* [Problem statement]: Give an exact copy of every line, leaving images out.

[BEGIN Entries shown]

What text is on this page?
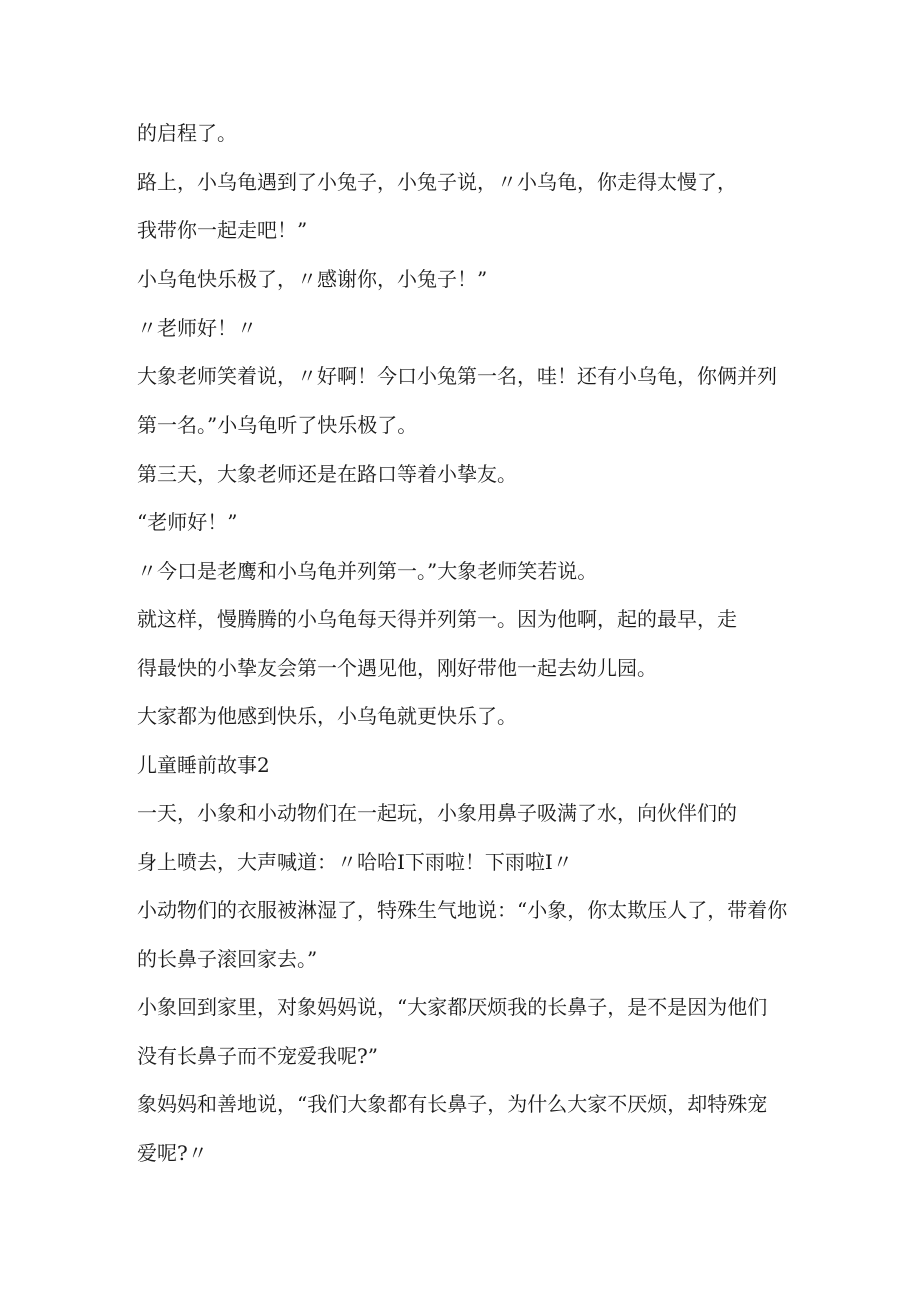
的启程了。

路上，小乌龟遇到了小兔子，小兔子说，〃小乌龟，你走得太慢了，

我带你一起走吧！”

小乌龟快乐极了，〃感谢你，小兔子！”

〃老师好！〃

大象老师笑着说，〃好啊！今口小兔第一名，哇！还有小乌龟，你俩并列

第一名。”小乌龟听了快乐极了。

第三天，大象老师还是在路口等着小挚友。

“老师好！”

〃今口是老鹰和小乌龟并列第一。”大象老师笑若说。

就这样，慢腾腾的小乌龟每天得并列第一。因为他啊，起的最早，走

得最快的小挚友会第一个遇见他，刚好带他一起去幼儿园。

大家都为他感到快乐，小乌龟就更快乐了。

儿童睡前故事2

一天，小象和小动物们在一起玩，小象用鼻子吸满了水，向伙伴们的

身上喷去，大声喊道：〃哈哈I下雨啦！下雨啦I〃

小动物们的衣服被淋湿了，特殊生气地说：“小象，你太欺压人了，带着你

的长鼻子滚回家去。”

小象回到家里，对象妈妈说，“大家都厌烦我的长鼻子，是不是因为他们

没有长鼻子而不宠爱我呢?”

象妈妈和善地说，“我们大象都有长鼻子，为什么大家不厌烦，却特殊宠

爱呢?〃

[END Entries shown]

* [Final answer]:
What text is on this page?
的启程了。

路上，小乌龟遇到了小兔子，小兔子说，〃小乌龟，你走得太慢了，

我带你一起走吧！”

小乌龟快乐极了，〃感谢你，小兔子！”

〃老师好！〃

大象老师笑着说，〃好啊！今口小兔第一名，哇！还有小乌龟，你俩并列

第一名。”小乌龟听了快乐极了。

第三天，大象老师还是在路口等着小挚友。

“老师好！”

〃今口是老鹰和小乌龟并列第一。”大象老师笑若说。

就这样，慢腾腾的小乌龟每天得并列第一。因为他啊，起的最早，走

得最快的小挚友会第一个遇见他，刚好带他一起去幼儿园。

大家都为他感到快乐，小乌龟就更快乐了。

儿童睡前故事2

一天，小象和小动物们在一起玩，小象用鼻子吸满了水，向伙伴们的

身上喷去，大声喊道：〃哈哈I下雨啦！下雨啦I〃

小动物们的衣服被淋湿了，特殊生气地说：“小象，你太欺压人了，带着你

的长鼻子滚回家去。”

小象回到家里，对象妈妈说，“大家都厌烦我的长鼻子，是不是因为他们

没有长鼻子而不宠爱我呢?”

象妈妈和善地说，“我们大象都有长鼻子，为什么大家不厌烦，却特殊宠

爱呢?〃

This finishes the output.